> **Given request**: Transcribe the records in full, keeping every character as it is.

> **Information provided**:
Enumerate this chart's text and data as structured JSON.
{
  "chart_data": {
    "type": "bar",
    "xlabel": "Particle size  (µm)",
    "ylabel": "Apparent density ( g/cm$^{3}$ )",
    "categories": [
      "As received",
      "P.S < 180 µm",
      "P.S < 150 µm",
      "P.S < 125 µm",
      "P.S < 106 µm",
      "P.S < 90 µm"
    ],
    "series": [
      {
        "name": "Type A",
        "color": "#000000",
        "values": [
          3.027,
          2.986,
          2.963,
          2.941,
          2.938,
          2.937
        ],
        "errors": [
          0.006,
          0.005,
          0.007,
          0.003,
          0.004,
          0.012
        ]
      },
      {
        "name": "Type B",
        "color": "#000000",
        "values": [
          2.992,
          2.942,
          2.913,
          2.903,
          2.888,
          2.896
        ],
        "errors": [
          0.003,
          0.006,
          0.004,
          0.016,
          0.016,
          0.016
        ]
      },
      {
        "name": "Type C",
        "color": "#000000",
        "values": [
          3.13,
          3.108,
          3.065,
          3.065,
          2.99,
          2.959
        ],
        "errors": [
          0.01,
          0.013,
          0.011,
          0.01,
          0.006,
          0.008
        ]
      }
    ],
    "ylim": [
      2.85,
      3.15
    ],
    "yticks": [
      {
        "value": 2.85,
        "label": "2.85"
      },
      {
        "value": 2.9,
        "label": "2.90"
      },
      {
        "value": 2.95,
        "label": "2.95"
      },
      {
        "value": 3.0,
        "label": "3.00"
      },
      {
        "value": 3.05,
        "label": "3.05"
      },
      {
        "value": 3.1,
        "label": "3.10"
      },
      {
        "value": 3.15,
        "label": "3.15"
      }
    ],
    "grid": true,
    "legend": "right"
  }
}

> **Final answer**:
Enumerate this chart's text and data as structured JSON.
{
  "chart_data": {
    "type": "bar",
    "xlabel": "Particle size  (µm)",
    "ylabel": "Apparent density ( g/cm$^{3}$ )",
    "categories": [
      "As received",
      "P.S < 180 µm",
      "P.S < 150 µm",
      "P.S < 125 µm",
      "P.S < 106 µm",
      "P.S < 90 µm"
    ],
    "series": [
      {
        "name": "Type A",
        "color": "#000000",
        "values": [
          3.027,
          2.986,
          2.963,
          2.941,
          2.938,
          2.937
        ],
        "errors": [
          0.006,
          0.005,
          0.007,
          0.003,
          0.004,
          0.012
        ]
      },
      {
        "name": "Type B",
        "color": "#000000",
        "values": [
          2.992,
          2.942,
          2.913,
          2.903,
          2.888,
          2.896
        ],
        "errors": [
          0.003,
          0.006,
          0.004,
          0.016,
          0.016,
          0.016
        ]
      },
      {
        "name": "Type C",
        "color": "#000000",
        "values": [
          3.13,
          3.108,
          3.065,
          3.065,
          2.99,
          2.959
        ],
        "errors": [
          0.01,
          0.013,
          0.011,
          0.01,
          0.006,
          0.008
        ]
      }
    ],
    "ylim": [
      2.85,
      3.15
    ],
    "yticks": [
      {
        "value": 2.85,
        "label": "2.85"
      },
      {
        "value": 2.9,
        "label": "2.90"
      },
      {
        "value": 2.95,
        "label": "2.95"
      },
      {
        "value": 3.0,
        "label": "3.00"
      },
      {
        "value": 3.05,
        "label": "3.05"
      },
      {
        "value": 3.1,
        "label": "3.10"
      },
      {
        "value": 3.15,
        "label": "3.15"
      }
    ],
    "grid": true,
    "legend": "right"
  }
}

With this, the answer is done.